Written request
For the material that follows, list every line containing the word "color".

─── Exercise inputs

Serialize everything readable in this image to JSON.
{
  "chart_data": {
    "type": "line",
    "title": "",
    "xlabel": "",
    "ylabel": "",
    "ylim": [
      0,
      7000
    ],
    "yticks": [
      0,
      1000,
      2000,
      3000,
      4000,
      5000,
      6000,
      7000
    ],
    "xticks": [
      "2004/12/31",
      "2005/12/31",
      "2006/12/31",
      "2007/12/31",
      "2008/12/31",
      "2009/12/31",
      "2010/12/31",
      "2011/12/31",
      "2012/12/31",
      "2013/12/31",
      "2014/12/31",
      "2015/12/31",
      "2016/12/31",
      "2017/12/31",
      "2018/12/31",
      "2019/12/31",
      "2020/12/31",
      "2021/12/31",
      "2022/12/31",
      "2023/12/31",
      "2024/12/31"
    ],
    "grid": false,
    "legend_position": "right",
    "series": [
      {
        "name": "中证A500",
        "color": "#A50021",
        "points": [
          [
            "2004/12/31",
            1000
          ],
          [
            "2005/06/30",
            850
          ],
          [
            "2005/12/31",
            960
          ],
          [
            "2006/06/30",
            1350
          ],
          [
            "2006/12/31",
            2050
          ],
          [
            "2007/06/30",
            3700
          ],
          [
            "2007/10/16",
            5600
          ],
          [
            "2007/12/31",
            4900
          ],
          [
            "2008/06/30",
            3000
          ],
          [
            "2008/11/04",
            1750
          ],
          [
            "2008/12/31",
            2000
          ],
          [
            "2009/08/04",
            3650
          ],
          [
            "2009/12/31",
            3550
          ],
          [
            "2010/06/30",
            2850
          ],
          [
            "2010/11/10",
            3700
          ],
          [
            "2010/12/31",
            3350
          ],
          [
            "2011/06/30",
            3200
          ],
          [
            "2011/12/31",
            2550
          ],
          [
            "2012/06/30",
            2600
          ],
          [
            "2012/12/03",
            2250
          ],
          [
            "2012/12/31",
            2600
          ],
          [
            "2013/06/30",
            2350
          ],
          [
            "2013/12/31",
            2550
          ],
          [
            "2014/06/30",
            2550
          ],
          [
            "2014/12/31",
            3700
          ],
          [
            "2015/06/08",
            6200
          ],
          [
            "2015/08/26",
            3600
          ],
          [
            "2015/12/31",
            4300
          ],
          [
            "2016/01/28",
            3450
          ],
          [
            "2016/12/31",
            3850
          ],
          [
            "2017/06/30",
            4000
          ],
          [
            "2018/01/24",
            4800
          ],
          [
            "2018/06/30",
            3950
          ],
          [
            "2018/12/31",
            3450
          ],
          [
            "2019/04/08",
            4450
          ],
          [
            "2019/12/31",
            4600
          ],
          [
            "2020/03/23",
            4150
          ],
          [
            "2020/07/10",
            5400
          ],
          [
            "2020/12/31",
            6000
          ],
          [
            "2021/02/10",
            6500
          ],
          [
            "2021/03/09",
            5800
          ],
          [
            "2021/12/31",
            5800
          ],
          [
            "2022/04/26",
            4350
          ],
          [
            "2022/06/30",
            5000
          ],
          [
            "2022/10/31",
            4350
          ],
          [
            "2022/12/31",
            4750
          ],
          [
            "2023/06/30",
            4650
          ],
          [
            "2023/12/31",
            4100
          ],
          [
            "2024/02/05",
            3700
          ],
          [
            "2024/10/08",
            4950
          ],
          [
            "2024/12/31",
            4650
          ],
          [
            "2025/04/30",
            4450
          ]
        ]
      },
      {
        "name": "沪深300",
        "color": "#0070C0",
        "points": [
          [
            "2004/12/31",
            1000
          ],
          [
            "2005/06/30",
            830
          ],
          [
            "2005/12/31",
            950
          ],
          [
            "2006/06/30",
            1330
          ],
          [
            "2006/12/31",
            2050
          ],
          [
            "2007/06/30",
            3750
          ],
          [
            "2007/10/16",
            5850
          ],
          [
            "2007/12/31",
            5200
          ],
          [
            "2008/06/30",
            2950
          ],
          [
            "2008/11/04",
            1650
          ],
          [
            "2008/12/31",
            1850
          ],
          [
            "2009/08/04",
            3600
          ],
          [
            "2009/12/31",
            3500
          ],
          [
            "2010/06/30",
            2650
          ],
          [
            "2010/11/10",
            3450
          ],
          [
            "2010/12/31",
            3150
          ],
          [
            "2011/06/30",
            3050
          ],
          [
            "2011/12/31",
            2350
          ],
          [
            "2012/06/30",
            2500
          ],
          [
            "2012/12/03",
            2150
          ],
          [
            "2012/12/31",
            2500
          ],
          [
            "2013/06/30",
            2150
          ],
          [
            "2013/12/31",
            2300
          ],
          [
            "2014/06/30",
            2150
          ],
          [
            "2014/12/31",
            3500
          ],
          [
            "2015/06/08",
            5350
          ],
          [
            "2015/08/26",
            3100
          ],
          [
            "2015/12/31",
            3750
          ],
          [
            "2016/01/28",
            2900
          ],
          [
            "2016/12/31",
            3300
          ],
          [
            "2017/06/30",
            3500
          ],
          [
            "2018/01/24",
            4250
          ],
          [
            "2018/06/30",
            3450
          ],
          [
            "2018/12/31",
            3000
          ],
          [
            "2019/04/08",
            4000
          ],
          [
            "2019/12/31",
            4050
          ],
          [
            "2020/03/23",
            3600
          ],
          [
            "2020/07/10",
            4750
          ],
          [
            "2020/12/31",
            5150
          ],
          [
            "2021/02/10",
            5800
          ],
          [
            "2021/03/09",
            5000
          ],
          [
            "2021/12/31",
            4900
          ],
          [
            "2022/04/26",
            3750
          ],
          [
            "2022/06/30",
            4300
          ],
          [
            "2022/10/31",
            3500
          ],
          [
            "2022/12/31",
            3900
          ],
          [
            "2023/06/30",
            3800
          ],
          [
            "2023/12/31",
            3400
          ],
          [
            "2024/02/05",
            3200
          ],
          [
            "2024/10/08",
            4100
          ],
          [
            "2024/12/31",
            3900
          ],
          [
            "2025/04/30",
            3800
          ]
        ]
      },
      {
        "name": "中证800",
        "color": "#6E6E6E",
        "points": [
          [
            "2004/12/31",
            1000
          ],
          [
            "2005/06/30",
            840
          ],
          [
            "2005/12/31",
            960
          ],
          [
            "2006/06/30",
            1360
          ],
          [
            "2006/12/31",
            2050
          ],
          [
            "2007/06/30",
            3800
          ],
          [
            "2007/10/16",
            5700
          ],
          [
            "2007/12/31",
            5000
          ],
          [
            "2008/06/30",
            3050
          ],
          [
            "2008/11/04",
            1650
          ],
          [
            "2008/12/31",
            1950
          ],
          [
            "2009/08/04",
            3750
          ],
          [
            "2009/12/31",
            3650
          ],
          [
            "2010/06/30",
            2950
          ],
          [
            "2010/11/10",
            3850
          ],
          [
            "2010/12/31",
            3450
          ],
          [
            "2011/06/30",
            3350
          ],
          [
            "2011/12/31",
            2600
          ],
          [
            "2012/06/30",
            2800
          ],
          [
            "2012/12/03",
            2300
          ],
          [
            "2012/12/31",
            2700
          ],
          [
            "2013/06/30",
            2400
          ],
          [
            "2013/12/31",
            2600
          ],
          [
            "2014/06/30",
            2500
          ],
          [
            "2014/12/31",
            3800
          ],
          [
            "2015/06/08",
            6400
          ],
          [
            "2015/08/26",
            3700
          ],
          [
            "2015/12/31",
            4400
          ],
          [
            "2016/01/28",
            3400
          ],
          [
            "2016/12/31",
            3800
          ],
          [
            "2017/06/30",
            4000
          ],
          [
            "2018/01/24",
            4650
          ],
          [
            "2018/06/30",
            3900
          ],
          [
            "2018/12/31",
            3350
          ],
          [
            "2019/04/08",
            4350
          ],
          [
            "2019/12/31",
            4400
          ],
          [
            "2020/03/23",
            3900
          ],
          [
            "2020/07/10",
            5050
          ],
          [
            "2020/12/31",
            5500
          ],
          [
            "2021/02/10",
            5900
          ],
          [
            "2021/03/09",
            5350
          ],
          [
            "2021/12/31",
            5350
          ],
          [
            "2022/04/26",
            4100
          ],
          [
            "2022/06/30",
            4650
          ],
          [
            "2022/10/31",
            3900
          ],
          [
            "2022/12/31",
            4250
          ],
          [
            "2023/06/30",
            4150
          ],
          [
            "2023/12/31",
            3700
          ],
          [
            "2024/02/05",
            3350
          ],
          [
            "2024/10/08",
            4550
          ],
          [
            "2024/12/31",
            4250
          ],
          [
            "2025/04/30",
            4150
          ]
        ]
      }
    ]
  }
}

──────

Worked answer
        "color": "#A50021",
        "color": "#0070C0",
        "color": "#6E6E6E",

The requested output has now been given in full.